◆ YOUR TASK ◆
Repeat all of the material below exactly as written, images excluded.

(Figure content listings)

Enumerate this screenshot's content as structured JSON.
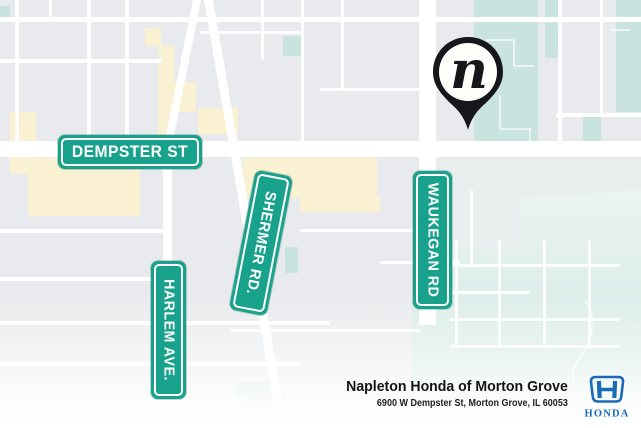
{
  "map": {
    "street_signs": [
      {
        "id": "dempster-st",
        "label": "DEMPSTER ST"
      },
      {
        "id": "shermer-rd",
        "label": "SHERMER RD."
      },
      {
        "id": "harlem-ave",
        "label": "HARLEM AVE."
      },
      {
        "id": "waukegan-rd",
        "label": "WAUKEGAN RD"
      }
    ],
    "pin": {
      "symbol": "n"
    },
    "colors": {
      "sign_teal": "#18a28c",
      "park_teal": "#c9e4df",
      "road_white": "#ffffff",
      "block_gray": "#e8eaed",
      "highlight_yellow": "#faf1d3",
      "pin_black": "#17171b",
      "honda_blue": "#1a6ab8"
    }
  },
  "footer": {
    "dealer_name": "Napleton Honda of Morton Grove",
    "dealer_address": "6900 W Dempster St, Morton Grove, IL 60053",
    "brand_wordmark": "HONDA"
  }
}
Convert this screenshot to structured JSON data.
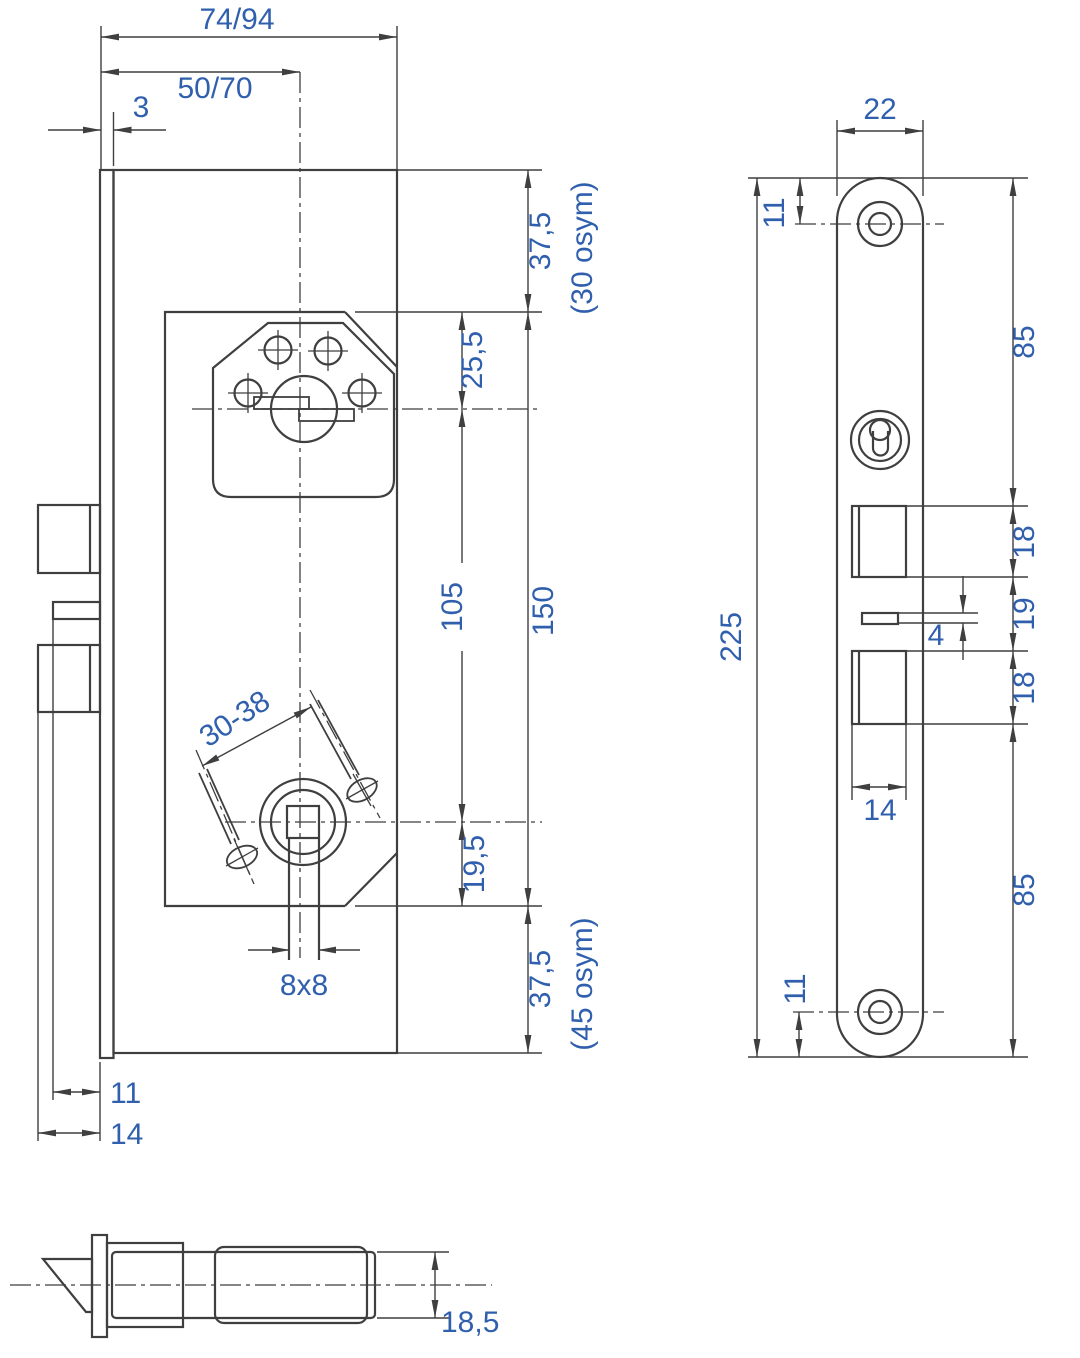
{
  "drawing": {
    "type": "mortise-lock-dimension-drawing",
    "colors": {
      "line": "#3f3f3f",
      "dimension_text": "#3060ad"
    },
    "side_view": {
      "overall_depth": "74/94",
      "backset": "50/70",
      "faceplate_thickness": "3",
      "case_top_offset": "37,5",
      "case_top_note": "(30 osym)",
      "cylinder_offset": "25,5",
      "cylinder_to_spindle": "105",
      "inner_height": "150",
      "spindle_bottom_offset": "19,5",
      "case_bottom_offset": "37,5",
      "case_bottom_note": "(45 osym)",
      "handle_screw_span": "30-38",
      "spindle_square": "8x8",
      "aux_bolt_throw": "11",
      "deadbolt_throw": "14"
    },
    "front_view": {
      "plate_width": "22",
      "top_screw_offset": "11",
      "plate_length": "225",
      "top_to_latch": "85",
      "latch_opening": "18",
      "opening_gap": "19",
      "bolt_opening": "18",
      "aux_bolt_thickness": "4",
      "opening_width": "14",
      "bolt_to_bottom": "85",
      "bottom_screw_offset": "11"
    },
    "latch_view": {
      "latch_width": "18,5"
    }
  }
}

◆ FINAL RESULT ◆
Enumerate this screenshot's content as structured JSON.
{
  "map": {
    "street_signs": [
      {
        "id": "dempster-st",
        "label": "DEMPSTER ST"
      },
      {
        "id": "shermer-rd",
        "label": "SHERMER RD."
      },
      {
        "id": "harlem-ave",
        "label": "HARLEM AVE."
      },
      {
        "id": "waukegan-rd",
        "label": "WAUKEGAN RD"
      }
    ],
    "pin": {
      "symbol": "n"
    },
    "colors": {
      "sign_teal": "#18a28c",
      "park_teal": "#c9e4df",
      "road_white": "#ffffff",
      "block_gray": "#e8eaed",
      "highlight_yellow": "#faf1d3",
      "pin_black": "#17171b",
      "honda_blue": "#1a6ab8"
    }
  },
  "footer": {
    "dealer_name": "Napleton Honda of Morton Grove",
    "dealer_address": "6900 W Dempster St, Morton Grove, IL 60053",
    "brand_wordmark": "HONDA"
  }
}
Convert this screenshot to structured JSON data.
{
  "drawing": {
    "type": "mortise-lock-dimension-drawing",
    "colors": {
      "line": "#3f3f3f",
      "dimension_text": "#3060ad"
    },
    "side_view": {
      "overall_depth": "74/94",
      "backset": "50/70",
      "faceplate_thickness": "3",
      "case_top_offset": "37,5",
      "case_top_note": "(30 osym)",
      "cylinder_offset": "25,5",
      "cylinder_to_spindle": "105",
      "inner_height": "150",
      "spindle_bottom_offset": "19,5",
      "case_bottom_offset": "37,5",
      "case_bottom_note": "(45 osym)",
      "handle_screw_span": "30-38",
      "spindle_square": "8x8",
      "aux_bolt_throw": "11",
      "deadbolt_throw": "14"
    },
    "front_view": {
      "plate_width": "22",
      "top_screw_offset": "11",
      "plate_length": "225",
      "top_to_latch": "85",
      "latch_opening": "18",
      "opening_gap": "19",
      "bolt_opening": "18",
      "aux_bolt_thickness": "4",
      "opening_width": "14",
      "bolt_to_bottom": "85",
      "bottom_screw_offset": "11"
    },
    "latch_view": {
      "latch_width": "18,5"
    }
  }
}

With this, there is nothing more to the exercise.